TASK DIRECTIONS | Print exactly the lines from the one containing "What text is on this page?" through the last line of the listing, both included.
* START GIVEN RECORDS *
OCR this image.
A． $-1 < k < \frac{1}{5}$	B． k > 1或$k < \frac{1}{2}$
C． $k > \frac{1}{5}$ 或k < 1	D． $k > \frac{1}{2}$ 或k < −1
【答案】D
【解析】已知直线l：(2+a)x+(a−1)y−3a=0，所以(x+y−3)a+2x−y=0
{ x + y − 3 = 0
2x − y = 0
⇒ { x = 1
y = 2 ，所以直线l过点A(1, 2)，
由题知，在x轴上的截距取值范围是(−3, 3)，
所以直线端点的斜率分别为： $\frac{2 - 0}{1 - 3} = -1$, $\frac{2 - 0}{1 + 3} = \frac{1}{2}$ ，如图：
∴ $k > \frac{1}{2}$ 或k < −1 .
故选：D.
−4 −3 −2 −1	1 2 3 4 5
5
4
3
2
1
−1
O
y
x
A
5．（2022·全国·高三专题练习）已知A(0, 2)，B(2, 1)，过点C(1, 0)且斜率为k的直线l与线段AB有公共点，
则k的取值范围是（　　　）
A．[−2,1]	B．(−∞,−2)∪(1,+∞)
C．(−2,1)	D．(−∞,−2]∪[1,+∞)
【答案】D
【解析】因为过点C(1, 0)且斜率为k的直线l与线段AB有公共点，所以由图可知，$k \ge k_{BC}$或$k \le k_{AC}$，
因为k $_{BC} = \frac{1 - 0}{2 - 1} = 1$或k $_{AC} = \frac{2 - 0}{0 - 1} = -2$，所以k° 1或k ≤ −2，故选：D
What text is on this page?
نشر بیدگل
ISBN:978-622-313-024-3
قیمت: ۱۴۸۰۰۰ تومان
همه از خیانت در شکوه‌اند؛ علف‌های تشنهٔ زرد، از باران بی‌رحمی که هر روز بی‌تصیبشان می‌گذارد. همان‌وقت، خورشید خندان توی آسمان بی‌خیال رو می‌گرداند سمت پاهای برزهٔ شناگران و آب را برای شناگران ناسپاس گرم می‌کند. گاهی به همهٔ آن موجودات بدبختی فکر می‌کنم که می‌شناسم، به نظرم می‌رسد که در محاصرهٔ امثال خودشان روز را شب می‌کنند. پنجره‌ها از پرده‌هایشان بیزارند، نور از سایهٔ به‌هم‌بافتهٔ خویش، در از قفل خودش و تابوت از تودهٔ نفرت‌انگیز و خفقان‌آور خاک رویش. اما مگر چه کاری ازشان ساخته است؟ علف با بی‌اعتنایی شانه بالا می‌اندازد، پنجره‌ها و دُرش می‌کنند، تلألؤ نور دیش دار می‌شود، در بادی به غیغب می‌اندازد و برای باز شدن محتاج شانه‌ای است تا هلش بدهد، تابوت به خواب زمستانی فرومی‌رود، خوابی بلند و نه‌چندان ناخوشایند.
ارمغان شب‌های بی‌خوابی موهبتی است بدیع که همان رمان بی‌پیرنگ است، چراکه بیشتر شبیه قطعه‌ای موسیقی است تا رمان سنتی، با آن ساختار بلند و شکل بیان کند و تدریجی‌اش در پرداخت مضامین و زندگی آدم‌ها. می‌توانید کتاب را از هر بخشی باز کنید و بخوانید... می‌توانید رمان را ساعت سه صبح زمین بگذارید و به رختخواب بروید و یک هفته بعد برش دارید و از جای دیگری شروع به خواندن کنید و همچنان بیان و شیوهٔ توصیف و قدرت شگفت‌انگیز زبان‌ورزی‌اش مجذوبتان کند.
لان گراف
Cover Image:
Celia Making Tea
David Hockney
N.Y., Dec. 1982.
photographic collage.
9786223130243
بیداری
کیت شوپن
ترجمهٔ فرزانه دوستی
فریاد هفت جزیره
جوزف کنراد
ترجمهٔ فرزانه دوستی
* END GIVEN RECORDS *
TASK RESULT |
What text is on this page?
نشر بیدگل
ISBN:978-622-313-024-3
قیمت: ۱۴۸۰۰۰ تومان
همه از خیانت در شکوه‌اند؛ علف‌های تشنهٔ زرد، از باران بی‌رحمی که هر روز بی‌تصیبشان می‌گذارد. همان‌وقت، خورشید خندان توی آسمان بی‌خیال رو می‌گرداند سمت پاهای برزهٔ شناگران و آب را برای شناگران ناسپاس گرم می‌کند. گاهی به همهٔ آن موجودات بدبختی فکر می‌کنم که می‌شناسم، به نظرم می‌رسد که در محاصرهٔ امثال خودشان روز را شب می‌کنند. پنجره‌ها از پرده‌هایشان بیزارند، نور از سایهٔ به‌هم‌بافتهٔ خویش، در از قفل خودش و تابوت از تودهٔ نفرت‌انگیز و خفقان‌آور خاک رویش. اما مگر چه کاری ازشان ساخته است؟ علف با بی‌اعتنایی شانه بالا می‌اندازد، پنجره‌ها و دُرش می‌کنند، تلألؤ نور دیش دار می‌شود، در بادی به غیغب می‌اندازد و برای باز شدن محتاج شانه‌ای است تا هلش بدهد، تابوت به خواب زمستانی فرومی‌رود، خوابی بلند و نه‌چندان ناخوشایند.
ارمغان شب‌های بی‌خوابی موهبتی است بدیع که همان رمان بی‌پیرنگ است، چراکه بیشتر شبیه قطعه‌ای موسیقی است تا رمان سنتی، با آن ساختار بلند و شکل بیان کند و تدریجی‌اش در پرداخت مضامین و زندگی آدم‌ها. می‌توانید کتاب را از هر بخشی باز کنید و بخوانید... می‌توانید رمان را ساعت سه صبح زمین بگذارید و به رختخواب بروید و یک هفته بعد برش دارید و از جای دیگری شروع به خواندن کنید و همچنان بیان و شیوهٔ توصیف و قدرت شگفت‌انگیز زبان‌ورزی‌اش مجذوبتان کند.
لان گراف
Cover Image:
Celia Making Tea
David Hockney
N.Y., Dec. 1982.
photographic collage.
9786223130243
بیداری
کیت شوپن
ترجمهٔ فرزانه دوستی
فریاد هفت جزیره
جوزف کنراد
ترجمهٔ فرزانه دوستی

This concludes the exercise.